→ **Information given**
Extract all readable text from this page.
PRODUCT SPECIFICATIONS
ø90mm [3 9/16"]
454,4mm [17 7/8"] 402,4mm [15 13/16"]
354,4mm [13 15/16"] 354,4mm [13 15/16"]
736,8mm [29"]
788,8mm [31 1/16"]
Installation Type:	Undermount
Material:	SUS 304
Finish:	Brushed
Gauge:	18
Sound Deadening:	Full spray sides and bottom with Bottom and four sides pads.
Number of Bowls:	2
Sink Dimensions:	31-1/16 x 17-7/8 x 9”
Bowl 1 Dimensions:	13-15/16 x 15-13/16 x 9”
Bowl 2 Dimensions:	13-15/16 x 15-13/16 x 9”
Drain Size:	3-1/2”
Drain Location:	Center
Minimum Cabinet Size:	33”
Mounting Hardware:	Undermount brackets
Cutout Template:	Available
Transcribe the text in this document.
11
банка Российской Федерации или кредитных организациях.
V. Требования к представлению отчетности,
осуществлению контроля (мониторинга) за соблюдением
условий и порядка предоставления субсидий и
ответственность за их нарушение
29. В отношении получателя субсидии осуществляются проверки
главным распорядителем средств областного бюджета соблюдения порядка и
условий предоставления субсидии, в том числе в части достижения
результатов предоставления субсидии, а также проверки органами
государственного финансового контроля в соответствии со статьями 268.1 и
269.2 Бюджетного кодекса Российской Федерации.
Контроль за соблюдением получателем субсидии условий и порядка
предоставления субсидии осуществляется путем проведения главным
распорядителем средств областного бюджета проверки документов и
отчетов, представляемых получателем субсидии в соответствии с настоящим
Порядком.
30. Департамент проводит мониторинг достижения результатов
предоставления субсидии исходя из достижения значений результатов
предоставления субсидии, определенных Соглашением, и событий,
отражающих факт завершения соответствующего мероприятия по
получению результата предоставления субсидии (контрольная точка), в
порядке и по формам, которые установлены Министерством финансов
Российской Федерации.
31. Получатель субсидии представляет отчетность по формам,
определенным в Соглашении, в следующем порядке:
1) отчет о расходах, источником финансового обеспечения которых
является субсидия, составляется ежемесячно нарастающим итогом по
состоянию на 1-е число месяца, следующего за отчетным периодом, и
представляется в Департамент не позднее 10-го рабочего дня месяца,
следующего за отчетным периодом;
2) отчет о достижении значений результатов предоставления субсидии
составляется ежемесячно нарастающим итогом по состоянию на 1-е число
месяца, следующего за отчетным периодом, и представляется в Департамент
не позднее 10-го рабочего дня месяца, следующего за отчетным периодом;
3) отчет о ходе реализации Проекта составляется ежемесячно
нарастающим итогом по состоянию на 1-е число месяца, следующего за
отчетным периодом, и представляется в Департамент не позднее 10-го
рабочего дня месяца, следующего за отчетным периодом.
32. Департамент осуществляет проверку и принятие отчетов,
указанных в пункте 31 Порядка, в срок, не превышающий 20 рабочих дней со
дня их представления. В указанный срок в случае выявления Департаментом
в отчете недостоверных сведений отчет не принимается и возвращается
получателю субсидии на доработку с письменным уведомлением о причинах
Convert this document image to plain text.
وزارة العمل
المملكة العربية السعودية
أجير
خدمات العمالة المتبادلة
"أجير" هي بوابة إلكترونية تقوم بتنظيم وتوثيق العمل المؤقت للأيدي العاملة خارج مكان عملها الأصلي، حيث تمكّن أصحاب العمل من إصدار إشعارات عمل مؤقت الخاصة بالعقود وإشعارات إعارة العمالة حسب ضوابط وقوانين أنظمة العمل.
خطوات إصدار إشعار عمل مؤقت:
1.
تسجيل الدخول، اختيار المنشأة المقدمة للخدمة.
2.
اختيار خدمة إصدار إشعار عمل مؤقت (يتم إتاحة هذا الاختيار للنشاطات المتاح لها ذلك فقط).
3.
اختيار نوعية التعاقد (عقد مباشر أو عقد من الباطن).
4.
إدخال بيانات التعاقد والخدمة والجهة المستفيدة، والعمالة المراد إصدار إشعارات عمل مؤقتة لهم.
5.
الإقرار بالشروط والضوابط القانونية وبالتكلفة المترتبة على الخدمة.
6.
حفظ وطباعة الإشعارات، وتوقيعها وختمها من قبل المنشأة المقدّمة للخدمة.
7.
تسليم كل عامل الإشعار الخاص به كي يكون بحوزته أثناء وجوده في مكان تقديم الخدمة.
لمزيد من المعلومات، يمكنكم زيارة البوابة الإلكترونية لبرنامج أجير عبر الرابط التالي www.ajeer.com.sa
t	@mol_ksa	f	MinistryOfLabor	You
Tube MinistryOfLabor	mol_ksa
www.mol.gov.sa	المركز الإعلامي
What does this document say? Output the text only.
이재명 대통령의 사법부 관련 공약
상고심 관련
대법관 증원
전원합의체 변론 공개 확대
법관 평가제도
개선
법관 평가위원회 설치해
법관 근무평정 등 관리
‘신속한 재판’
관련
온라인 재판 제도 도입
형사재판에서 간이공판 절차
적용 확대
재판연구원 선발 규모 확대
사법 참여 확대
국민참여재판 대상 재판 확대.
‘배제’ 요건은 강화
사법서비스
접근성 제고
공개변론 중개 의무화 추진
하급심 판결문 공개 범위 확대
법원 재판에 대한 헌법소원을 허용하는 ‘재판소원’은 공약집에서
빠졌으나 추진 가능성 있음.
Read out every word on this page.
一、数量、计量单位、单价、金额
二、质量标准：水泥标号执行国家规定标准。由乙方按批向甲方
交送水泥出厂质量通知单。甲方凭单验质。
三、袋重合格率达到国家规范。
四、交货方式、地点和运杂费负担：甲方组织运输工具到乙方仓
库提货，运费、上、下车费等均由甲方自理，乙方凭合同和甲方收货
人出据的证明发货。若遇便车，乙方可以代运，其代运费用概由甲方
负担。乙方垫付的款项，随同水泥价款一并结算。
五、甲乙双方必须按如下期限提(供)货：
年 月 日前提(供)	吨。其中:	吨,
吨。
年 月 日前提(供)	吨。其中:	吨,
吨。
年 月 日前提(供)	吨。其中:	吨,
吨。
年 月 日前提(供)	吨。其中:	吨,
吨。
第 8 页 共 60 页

→ **Written instruction**
Repeat the material above exactly.

→ **Task response**
Extract all readable text from this page.
PRODUCT SPECIFICATIONS
ø90mm [3 9/16"]
454,4mm [17 7/8"] 402,4mm [15 13/16"]
354,4mm [13 15/16"] 354,4mm [13 15/16"]
736,8mm [29"]
788,8mm [31 1/16"]
Installation Type:	Undermount
Material:	SUS 304
Finish:	Brushed
Gauge:	18
Sound Deadening:	Full spray sides and bottom with Bottom and four sides pads.
Number of Bowls:	2
Sink Dimensions:	31-1/16 x 17-7/8 x 9”
Bowl 1 Dimensions:	13-15/16 x 15-13/16 x 9”
Bowl 2 Dimensions:	13-15/16 x 15-13/16 x 9”
Drain Size:	3-1/2”
Drain Location:	Center
Minimum Cabinet Size:	33”
Mounting Hardware:	Undermount brackets
Cutout Template:	Available
Transcribe the text in this document.
11
банка Российской Федерации или кредитных организациях.
V. Требования к представлению отчетности,
осуществлению контроля (мониторинга) за соблюдением
условий и порядка предоставления субсидий и
ответственность за их нарушение
29. В отношении получателя субсидии осуществляются проверки
главным распорядителем средств областного бюджета соблюдения порядка и
условий предоставления субсидии, в том числе в части достижения
результатов предоставления субсидии, а также проверки органами
государственного финансового контроля в соответствии со статьями 268.1 и
269.2 Бюджетного кодекса Российской Федерации.
Контроль за соблюдением получателем субсидии условий и порядка
предоставления субсидии осуществляется путем проведения главным
распорядителем средств областного бюджета проверки документов и
отчетов, представляемых получателем субсидии в соответствии с настоящим
Порядком.
30. Департамент проводит мониторинг достижения результатов
предоставления субсидии исходя из достижения значений результатов
предоставления субсидии, определенных Соглашением, и событий,
отражающих факт завершения соответствующего мероприятия по
получению результата предоставления субсидии (контрольная точка), в
порядке и по формам, которые установлены Министерством финансов
Российской Федерации.
31. Получатель субсидии представляет отчетность по формам,
определенным в Соглашении, в следующем порядке:
1) отчет о расходах, источником финансового обеспечения которых
является субсидия, составляется ежемесячно нарастающим итогом по
состоянию на 1-е число месяца, следующего за отчетным периодом, и
представляется в Департамент не позднее 10-го рабочего дня месяца,
следующего за отчетным периодом;
2) отчет о достижении значений результатов предоставления субсидии
составляется ежемесячно нарастающим итогом по состоянию на 1-е число
месяца, следующего за отчетным периодом, и представляется в Департамент
не позднее 10-го рабочего дня месяца, следующего за отчетным периодом;
3) отчет о ходе реализации Проекта составляется ежемесячно
нарастающим итогом по состоянию на 1-е число месяца, следующего за
отчетным периодом, и представляется в Департамент не позднее 10-го
рабочего дня месяца, следующего за отчетным периодом.
32. Департамент осуществляет проверку и принятие отчетов,
указанных в пункте 31 Порядка, в срок, не превышающий 20 рабочих дней со
дня их представления. В указанный срок в случае выявления Департаментом
в отчете недостоверных сведений отчет не принимается и возвращается
получателю субсидии на доработку с письменным уведомлением о причинах
Convert this document image to plain text.
وزارة العمل
المملكة العربية السعودية
أجير
خدمات العمالة المتبادلة
"أجير" هي بوابة إلكترونية تقوم بتنظيم وتوثيق العمل المؤقت للأيدي العاملة خارج مكان عملها الأصلي، حيث تمكّن أصحاب العمل من إصدار إشعارات عمل مؤقت الخاصة بالعقود وإشعارات إعارة العمالة حسب ضوابط وقوانين أنظمة العمل.
خطوات إصدار إشعار عمل مؤقت:
1.
تسجيل الدخول، اختيار المنشأة المقدمة للخدمة.
2.
اختيار خدمة إصدار إشعار عمل مؤقت (يتم إتاحة هذا الاختيار للنشاطات المتاح لها ذلك فقط).
3.
اختيار نوعية التعاقد (عقد مباشر أو عقد من الباطن).
4.
إدخال بيانات التعاقد والخدمة والجهة المستفيدة، والعمالة المراد إصدار إشعارات عمل مؤقتة لهم.
5.
الإقرار بالشروط والضوابط القانونية وبالتكلفة المترتبة على الخدمة.
6.
حفظ وطباعة الإشعارات، وتوقيعها وختمها من قبل المنشأة المقدّمة للخدمة.
7.
تسليم كل عامل الإشعار الخاص به كي يكون بحوزته أثناء وجوده في مكان تقديم الخدمة.
لمزيد من المعلومات، يمكنكم زيارة البوابة الإلكترونية لبرنامج أجير عبر الرابط التالي www.ajeer.com.sa
t	@mol_ksa	f	MinistryOfLabor	You
Tube MinistryOfLabor	mol_ksa
www.mol.gov.sa	المركز الإعلامي
What does this document say? Output the text only.
이재명 대통령의 사법부 관련 공약
상고심 관련
대법관 증원
전원합의체 변론 공개 확대
법관 평가제도
개선
법관 평가위원회 설치해
법관 근무평정 등 관리
‘신속한 재판’
관련
온라인 재판 제도 도입
형사재판에서 간이공판 절차
적용 확대
재판연구원 선발 규모 확대
사법 참여 확대
국민참여재판 대상 재판 확대.
‘배제’ 요건은 강화
사법서비스
접근성 제고
공개변론 중개 의무화 추진
하급심 판결문 공개 범위 확대
법원 재판에 대한 헌법소원을 허용하는 ‘재판소원’은 공약집에서
빠졌으나 추진 가능성 있음.
Read out every word on this page.
一、数量、计量单位、单价、金额
二、质量标准：水泥标号执行国家规定标准。由乙方按批向甲方
交送水泥出厂质量通知单。甲方凭单验质。
三、袋重合格率达到国家规范。
四、交货方式、地点和运杂费负担：甲方组织运输工具到乙方仓
库提货，运费、上、下车费等均由甲方自理，乙方凭合同和甲方收货
人出据的证明发货。若遇便车，乙方可以代运，其代运费用概由甲方
负担。乙方垫付的款项，随同水泥价款一并结算。
五、甲乙双方必须按如下期限提(供)货：
年 月 日前提(供)	吨。其中:	吨,
吨。
年 月 日前提(供)	吨。其中:	吨,
吨。
年 月 日前提(供)	吨。其中:	吨,
吨。
年 月 日前提(供)	吨。其中:	吨,
吨。
第 8 页 共 60 页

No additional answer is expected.